_WORK INSTRUCTIONS_
Your answer should be every line with the word "Windows", copied from the data below.

►

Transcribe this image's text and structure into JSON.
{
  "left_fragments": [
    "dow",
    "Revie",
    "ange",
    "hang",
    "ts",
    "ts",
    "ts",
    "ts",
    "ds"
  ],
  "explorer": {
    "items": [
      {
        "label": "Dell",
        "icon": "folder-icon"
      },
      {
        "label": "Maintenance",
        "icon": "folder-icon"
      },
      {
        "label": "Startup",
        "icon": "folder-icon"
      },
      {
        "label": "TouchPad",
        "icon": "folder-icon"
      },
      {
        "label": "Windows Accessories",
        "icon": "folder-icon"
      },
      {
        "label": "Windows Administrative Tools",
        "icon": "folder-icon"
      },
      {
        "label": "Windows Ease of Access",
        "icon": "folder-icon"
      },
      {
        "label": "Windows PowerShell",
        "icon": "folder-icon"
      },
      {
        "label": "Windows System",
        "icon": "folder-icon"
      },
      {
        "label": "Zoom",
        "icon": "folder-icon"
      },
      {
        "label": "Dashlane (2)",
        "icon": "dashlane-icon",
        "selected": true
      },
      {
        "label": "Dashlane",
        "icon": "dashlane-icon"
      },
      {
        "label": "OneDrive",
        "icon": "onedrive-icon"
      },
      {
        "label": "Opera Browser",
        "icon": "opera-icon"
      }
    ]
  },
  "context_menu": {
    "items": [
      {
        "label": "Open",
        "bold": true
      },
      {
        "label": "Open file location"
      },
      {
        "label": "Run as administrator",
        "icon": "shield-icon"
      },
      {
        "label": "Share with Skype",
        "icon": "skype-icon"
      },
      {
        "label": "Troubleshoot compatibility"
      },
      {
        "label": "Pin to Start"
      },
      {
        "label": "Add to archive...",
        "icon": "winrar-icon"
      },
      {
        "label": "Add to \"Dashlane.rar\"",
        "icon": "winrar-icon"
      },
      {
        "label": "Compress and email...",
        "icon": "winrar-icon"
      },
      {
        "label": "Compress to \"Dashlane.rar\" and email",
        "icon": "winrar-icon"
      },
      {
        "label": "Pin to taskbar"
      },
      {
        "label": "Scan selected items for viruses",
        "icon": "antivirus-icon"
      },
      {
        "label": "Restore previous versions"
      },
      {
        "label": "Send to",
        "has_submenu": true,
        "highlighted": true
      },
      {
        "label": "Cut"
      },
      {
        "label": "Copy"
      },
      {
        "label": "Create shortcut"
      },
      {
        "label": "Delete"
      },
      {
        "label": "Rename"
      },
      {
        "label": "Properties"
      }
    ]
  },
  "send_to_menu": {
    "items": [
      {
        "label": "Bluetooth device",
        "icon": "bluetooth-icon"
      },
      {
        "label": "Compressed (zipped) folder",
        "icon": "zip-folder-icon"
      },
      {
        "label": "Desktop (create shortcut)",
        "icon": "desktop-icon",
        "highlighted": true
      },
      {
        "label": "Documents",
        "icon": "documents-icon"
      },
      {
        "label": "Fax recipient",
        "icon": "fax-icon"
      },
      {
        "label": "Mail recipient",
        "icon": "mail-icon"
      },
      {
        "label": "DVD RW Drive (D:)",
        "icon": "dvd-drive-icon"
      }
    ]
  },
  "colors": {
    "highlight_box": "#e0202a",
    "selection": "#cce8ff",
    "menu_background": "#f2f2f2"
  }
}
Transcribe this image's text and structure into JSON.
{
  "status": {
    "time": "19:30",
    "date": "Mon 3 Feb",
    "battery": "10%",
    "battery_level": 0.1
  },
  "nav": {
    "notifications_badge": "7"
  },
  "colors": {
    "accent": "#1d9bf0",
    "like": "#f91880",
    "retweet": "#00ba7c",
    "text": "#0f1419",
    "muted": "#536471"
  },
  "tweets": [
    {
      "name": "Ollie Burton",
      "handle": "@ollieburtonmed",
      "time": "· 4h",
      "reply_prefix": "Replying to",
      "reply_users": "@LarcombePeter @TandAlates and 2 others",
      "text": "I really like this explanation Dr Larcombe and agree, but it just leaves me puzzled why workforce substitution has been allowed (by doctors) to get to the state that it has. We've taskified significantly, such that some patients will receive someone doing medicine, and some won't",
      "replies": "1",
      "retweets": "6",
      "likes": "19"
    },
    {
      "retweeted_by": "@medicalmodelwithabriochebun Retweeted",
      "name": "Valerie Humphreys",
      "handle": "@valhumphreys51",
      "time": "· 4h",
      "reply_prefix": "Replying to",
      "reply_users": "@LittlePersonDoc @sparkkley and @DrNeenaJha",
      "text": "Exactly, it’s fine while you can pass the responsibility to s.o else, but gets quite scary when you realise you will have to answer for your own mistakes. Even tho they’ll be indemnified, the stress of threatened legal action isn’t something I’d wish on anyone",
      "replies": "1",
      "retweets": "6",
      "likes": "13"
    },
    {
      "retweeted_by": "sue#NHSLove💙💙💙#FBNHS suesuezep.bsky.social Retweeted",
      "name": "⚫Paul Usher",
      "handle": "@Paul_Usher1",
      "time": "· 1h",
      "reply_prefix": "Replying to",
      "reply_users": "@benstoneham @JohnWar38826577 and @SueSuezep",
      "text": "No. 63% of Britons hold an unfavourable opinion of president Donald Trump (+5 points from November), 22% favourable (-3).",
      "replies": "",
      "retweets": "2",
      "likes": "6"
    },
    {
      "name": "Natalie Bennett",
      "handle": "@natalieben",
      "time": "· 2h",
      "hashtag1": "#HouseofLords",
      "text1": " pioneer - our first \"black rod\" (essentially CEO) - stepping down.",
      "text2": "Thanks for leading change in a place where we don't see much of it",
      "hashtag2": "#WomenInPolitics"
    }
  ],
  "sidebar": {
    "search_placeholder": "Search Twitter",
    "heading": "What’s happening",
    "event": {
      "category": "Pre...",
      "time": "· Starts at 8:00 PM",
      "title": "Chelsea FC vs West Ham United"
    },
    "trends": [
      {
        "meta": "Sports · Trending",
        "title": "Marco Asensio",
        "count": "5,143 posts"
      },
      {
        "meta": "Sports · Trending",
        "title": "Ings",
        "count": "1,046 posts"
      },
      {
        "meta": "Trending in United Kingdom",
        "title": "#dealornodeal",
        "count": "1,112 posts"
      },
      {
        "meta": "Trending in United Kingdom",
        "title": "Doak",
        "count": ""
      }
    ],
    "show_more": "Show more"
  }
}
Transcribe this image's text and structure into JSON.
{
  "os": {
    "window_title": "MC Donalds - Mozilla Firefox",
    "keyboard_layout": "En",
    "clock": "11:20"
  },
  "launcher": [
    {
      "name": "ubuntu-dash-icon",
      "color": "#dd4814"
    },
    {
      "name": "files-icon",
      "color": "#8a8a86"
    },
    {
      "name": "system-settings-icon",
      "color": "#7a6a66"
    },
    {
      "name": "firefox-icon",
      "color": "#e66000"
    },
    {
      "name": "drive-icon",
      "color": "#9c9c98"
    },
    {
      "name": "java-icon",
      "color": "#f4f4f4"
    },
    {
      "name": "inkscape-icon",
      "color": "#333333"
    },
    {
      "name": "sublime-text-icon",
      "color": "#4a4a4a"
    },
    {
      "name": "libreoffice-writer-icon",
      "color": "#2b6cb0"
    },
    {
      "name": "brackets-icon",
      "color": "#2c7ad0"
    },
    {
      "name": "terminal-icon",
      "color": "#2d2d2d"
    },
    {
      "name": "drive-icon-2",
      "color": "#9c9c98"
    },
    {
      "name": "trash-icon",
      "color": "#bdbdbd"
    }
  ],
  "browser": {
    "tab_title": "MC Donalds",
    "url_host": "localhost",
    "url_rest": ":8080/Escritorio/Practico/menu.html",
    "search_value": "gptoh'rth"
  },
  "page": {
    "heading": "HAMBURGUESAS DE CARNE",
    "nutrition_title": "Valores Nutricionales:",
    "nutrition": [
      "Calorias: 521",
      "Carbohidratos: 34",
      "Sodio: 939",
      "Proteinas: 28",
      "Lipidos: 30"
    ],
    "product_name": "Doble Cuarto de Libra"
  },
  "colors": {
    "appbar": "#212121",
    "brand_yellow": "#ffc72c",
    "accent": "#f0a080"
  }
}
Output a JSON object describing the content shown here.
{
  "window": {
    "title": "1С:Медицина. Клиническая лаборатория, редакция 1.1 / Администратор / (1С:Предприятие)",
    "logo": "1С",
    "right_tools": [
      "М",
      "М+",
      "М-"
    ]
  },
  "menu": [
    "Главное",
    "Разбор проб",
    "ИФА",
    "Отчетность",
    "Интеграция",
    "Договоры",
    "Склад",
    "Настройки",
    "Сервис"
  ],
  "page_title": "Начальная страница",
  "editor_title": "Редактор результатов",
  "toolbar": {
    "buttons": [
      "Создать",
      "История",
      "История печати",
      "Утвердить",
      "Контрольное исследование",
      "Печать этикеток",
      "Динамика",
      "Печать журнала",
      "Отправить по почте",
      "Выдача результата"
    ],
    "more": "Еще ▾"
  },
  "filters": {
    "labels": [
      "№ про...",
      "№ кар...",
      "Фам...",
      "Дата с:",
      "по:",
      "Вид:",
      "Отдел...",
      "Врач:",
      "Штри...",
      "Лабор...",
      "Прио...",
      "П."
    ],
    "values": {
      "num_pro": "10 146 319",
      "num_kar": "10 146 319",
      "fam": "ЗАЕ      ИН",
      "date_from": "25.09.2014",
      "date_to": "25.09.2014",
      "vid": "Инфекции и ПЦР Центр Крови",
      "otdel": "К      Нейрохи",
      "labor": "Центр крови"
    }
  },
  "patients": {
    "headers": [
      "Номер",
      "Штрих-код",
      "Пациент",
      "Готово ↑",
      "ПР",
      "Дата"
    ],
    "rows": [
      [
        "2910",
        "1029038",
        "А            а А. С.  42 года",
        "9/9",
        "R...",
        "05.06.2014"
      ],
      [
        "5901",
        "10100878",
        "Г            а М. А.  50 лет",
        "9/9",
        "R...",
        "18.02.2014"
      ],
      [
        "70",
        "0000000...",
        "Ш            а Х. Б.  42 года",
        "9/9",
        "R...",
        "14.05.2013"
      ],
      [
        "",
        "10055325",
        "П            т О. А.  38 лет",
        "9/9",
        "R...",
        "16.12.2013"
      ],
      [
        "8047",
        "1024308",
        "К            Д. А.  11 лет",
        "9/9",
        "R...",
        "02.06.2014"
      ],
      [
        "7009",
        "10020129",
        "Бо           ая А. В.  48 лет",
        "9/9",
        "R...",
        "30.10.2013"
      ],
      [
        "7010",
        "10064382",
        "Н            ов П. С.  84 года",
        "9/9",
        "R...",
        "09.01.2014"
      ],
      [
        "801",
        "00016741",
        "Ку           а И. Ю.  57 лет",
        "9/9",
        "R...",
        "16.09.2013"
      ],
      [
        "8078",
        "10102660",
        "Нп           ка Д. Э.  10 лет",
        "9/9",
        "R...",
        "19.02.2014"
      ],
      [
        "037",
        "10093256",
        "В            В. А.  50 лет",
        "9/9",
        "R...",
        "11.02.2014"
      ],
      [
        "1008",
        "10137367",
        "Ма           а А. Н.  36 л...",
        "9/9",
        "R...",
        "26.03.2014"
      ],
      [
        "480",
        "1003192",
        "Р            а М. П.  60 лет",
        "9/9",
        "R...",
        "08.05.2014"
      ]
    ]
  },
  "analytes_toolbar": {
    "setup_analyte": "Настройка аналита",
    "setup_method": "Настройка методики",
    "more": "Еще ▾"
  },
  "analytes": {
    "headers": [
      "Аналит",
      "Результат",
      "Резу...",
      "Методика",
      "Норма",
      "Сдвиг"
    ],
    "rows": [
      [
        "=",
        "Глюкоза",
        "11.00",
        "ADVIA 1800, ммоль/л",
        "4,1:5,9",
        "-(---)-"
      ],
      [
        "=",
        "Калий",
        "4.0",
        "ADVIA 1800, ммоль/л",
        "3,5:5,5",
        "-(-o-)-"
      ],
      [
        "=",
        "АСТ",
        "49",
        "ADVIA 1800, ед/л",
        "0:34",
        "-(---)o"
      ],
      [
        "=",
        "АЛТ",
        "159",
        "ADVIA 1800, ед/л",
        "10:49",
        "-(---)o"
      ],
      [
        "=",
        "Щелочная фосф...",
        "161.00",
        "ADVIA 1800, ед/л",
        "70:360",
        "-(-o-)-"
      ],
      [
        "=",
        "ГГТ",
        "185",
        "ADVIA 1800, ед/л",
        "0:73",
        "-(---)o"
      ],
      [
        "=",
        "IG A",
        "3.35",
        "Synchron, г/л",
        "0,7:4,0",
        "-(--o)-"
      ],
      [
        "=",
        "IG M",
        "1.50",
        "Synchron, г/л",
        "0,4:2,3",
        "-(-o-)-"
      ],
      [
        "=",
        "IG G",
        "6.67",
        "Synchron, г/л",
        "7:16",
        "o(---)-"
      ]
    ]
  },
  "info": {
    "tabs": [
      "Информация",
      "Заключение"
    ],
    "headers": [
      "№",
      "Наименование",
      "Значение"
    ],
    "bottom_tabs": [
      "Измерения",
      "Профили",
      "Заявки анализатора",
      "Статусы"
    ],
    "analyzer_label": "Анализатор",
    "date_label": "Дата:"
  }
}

◄

_REPLY_
        "label": "Windows Accessories",
        "label": "Windows Administrative Tools",
        "label": "Windows Ease of Access",
        "label": "Windows PowerShell",
        "label": "Windows System",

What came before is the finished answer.